Output a single figure: the number of lines in which the word "right" appears.
═════ Dataset records ═════
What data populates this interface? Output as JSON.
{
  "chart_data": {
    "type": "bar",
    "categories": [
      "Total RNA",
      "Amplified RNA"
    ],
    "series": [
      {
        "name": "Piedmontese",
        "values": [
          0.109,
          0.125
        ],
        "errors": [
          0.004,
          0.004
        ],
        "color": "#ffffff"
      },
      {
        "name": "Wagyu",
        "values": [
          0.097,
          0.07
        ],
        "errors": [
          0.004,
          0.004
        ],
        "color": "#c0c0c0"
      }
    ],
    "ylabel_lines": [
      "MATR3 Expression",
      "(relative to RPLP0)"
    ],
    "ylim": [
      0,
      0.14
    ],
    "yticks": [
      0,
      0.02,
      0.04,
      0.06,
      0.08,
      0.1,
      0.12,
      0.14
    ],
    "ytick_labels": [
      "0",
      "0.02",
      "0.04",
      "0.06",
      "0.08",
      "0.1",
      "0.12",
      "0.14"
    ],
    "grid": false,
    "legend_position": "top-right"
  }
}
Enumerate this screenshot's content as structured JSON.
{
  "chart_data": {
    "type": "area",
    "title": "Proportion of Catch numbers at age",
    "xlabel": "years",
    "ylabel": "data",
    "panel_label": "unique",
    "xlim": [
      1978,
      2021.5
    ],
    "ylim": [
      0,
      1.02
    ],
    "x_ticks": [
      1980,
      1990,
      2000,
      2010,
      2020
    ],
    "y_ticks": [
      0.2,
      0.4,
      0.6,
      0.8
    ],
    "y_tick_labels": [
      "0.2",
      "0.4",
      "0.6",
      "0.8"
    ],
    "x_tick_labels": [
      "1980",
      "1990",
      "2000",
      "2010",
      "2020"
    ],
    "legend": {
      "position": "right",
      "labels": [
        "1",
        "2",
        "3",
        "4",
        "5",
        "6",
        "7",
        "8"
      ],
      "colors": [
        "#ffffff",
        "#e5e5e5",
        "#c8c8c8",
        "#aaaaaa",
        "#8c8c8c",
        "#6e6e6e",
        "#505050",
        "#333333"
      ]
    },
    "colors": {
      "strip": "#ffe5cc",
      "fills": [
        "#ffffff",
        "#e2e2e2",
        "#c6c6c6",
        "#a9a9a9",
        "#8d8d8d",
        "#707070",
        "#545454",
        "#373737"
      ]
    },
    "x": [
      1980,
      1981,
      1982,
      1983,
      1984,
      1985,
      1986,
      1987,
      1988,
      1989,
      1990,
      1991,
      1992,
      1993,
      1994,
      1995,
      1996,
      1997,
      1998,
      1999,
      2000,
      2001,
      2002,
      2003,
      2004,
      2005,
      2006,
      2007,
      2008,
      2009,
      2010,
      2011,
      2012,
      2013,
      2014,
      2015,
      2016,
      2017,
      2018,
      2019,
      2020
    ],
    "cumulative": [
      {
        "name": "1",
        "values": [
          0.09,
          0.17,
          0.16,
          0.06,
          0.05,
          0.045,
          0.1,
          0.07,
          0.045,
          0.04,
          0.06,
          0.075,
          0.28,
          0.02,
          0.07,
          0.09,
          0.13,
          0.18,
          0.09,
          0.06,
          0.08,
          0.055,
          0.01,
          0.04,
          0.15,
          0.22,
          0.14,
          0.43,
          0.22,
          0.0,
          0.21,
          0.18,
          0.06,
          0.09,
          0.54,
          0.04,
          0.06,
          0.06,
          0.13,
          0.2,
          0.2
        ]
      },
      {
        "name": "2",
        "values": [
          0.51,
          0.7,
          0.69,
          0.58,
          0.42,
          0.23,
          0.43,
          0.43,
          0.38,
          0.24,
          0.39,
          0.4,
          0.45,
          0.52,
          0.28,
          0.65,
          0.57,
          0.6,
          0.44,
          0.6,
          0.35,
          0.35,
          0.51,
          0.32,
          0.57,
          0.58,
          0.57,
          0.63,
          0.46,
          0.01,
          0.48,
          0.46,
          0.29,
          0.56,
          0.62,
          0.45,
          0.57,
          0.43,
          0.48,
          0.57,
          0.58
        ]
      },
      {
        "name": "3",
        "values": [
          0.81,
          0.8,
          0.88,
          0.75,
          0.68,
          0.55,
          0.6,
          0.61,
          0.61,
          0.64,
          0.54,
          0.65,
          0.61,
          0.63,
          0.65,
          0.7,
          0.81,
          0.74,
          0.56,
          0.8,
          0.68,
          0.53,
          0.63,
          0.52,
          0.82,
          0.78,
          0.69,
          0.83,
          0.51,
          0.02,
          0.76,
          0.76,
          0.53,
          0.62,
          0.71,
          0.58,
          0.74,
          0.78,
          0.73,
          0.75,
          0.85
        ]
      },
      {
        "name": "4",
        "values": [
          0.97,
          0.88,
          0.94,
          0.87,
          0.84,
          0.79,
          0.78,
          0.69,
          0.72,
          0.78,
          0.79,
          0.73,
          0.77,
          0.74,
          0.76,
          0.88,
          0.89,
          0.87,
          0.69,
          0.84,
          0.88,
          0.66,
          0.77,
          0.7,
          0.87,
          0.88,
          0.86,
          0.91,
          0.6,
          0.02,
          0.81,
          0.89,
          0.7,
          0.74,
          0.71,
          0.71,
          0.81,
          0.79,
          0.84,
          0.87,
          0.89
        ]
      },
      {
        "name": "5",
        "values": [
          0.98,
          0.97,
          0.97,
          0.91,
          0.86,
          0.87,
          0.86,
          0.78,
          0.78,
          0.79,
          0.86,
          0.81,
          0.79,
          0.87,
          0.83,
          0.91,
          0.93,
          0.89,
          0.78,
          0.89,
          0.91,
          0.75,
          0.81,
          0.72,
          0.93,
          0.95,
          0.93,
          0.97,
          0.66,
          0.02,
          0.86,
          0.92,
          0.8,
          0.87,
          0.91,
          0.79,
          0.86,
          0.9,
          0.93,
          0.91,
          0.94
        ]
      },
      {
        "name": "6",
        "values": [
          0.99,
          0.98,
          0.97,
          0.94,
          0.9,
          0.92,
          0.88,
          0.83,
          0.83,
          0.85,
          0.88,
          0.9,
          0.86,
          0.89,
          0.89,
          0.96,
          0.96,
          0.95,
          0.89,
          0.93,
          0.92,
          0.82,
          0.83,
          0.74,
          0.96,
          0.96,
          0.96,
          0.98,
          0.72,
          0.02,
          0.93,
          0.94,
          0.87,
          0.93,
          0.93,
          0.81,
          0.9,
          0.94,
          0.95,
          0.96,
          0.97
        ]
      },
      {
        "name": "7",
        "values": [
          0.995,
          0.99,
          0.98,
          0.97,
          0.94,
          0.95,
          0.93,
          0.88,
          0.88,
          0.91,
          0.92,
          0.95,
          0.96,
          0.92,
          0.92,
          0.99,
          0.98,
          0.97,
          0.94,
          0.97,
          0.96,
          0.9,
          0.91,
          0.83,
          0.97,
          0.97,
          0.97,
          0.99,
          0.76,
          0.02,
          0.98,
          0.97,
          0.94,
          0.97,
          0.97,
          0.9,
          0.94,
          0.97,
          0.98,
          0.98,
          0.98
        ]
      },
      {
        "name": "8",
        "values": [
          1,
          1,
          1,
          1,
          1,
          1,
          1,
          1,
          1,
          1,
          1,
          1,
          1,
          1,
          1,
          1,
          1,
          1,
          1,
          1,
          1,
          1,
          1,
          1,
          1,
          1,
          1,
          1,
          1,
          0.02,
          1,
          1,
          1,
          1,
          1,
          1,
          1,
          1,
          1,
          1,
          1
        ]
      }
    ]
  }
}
═════
Exercise result
2